**Set problem**
Retype the data below without altering anything.

[Source data]
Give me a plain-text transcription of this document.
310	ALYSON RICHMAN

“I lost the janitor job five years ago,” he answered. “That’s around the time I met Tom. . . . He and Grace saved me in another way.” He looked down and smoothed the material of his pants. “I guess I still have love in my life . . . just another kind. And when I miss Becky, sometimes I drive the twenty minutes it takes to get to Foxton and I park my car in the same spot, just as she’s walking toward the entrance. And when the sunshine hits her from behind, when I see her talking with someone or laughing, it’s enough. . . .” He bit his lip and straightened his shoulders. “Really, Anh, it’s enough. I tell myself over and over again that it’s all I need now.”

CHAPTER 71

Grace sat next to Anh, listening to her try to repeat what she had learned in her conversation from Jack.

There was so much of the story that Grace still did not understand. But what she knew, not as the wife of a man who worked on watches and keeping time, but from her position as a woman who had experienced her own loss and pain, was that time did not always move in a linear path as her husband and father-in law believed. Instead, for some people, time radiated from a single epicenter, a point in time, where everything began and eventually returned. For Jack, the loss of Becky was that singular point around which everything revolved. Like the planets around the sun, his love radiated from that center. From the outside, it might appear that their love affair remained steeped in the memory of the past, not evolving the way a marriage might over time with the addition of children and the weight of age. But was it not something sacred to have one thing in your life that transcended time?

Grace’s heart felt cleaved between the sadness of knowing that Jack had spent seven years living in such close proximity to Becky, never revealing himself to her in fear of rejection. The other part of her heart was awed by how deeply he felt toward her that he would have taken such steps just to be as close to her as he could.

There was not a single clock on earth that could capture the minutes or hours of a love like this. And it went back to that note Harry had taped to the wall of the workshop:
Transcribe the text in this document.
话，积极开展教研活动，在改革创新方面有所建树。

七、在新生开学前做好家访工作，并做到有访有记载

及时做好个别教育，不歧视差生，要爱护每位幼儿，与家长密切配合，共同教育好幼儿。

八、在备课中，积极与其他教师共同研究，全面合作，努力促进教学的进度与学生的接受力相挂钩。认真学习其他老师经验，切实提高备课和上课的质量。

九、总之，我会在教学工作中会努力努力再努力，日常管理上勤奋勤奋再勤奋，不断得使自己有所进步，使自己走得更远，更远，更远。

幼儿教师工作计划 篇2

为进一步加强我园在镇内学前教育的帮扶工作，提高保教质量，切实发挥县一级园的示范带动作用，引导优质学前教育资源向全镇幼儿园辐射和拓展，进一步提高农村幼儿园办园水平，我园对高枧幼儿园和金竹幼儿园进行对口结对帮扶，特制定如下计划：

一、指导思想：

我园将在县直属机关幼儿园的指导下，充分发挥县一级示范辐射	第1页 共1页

**Solved problem**
Give me a plain-text transcription of this document.
310	ALYSON RICHMAN

“I lost the janitor job five years ago,” he answered. “That’s around the time I met Tom. . . . He and Grace saved me in another way.” He looked down and smoothed the material of his pants. “I guess I still have love in my life . . . just another kind. And when I miss Becky, sometimes I drive the twenty minutes it takes to get to Foxton and I park my car in the same spot, just as she’s walking toward the entrance. And when the sunshine hits her from behind, when I see her talking with someone or laughing, it’s enough. . . .” He bit his lip and straightened his shoulders. “Really, Anh, it’s enough. I tell myself over and over again that it’s all I need now.”

CHAPTER 71

Grace sat next to Anh, listening to her try to repeat what she had learned in her conversation from Jack.

There was so much of the story that Grace still did not understand. But what she knew, not as the wife of a man who worked on watches and keeping time, but from her position as a woman who had experienced her own loss and pain, was that time did not always move in a linear path as her husband and father-in law believed. Instead, for some people, time radiated from a single epicenter, a point in time, where everything began and eventually returned. For Jack, the loss of Becky was that singular point around which everything revolved. Like the planets around the sun, his love radiated from that center. From the outside, it might appear that their love affair remained steeped in the memory of the past, not evolving the way a marriage might over time with the addition of children and the weight of age. But was it not something sacred to have one thing in your life that transcended time?

Grace’s heart felt cleaved between the sadness of knowing that Jack had spent seven years living in such close proximity to Becky, never revealing himself to her in fear of rejection. The other part of her heart was awed by how deeply he felt toward her that he would have taken such steps just to be as close to her as he could.

There was not a single clock on earth that could capture the minutes or hours of a love like this. And it went back to that note Harry had taped to the wall of the workshop:
Transcribe the text in this document.
话，积极开展教研活动，在改革创新方面有所建树。

七、在新生开学前做好家访工作，并做到有访有记载

及时做好个别教育，不歧视差生，要爱护每位幼儿，与家长密切配合，共同教育好幼儿。

八、在备课中，积极与其他教师共同研究，全面合作，努力促进教学的进度与学生的接受力相挂钩。认真学习其他老师经验，切实提高备课和上课的质量。

九、总之，我会在教学工作中会努力努力再努力，日常管理上勤奋勤奋再勤奋，不断得使自己有所进步，使自己走得更远，更远，更远。

幼儿教师工作计划 篇2

为进一步加强我园在镇内学前教育的帮扶工作，提高保教质量，切实发挥县一级园的示范带动作用，引导优质学前教育资源向全镇幼儿园辐射和拓展，进一步提高农村幼儿园办园水平，我园对高枧幼儿园和金竹幼儿园进行对口结对帮扶，特制定如下计划：

一、指导思想：

我园将在县直属机关幼儿园的指导下，充分发挥县一级示范辐射	第1页 共1页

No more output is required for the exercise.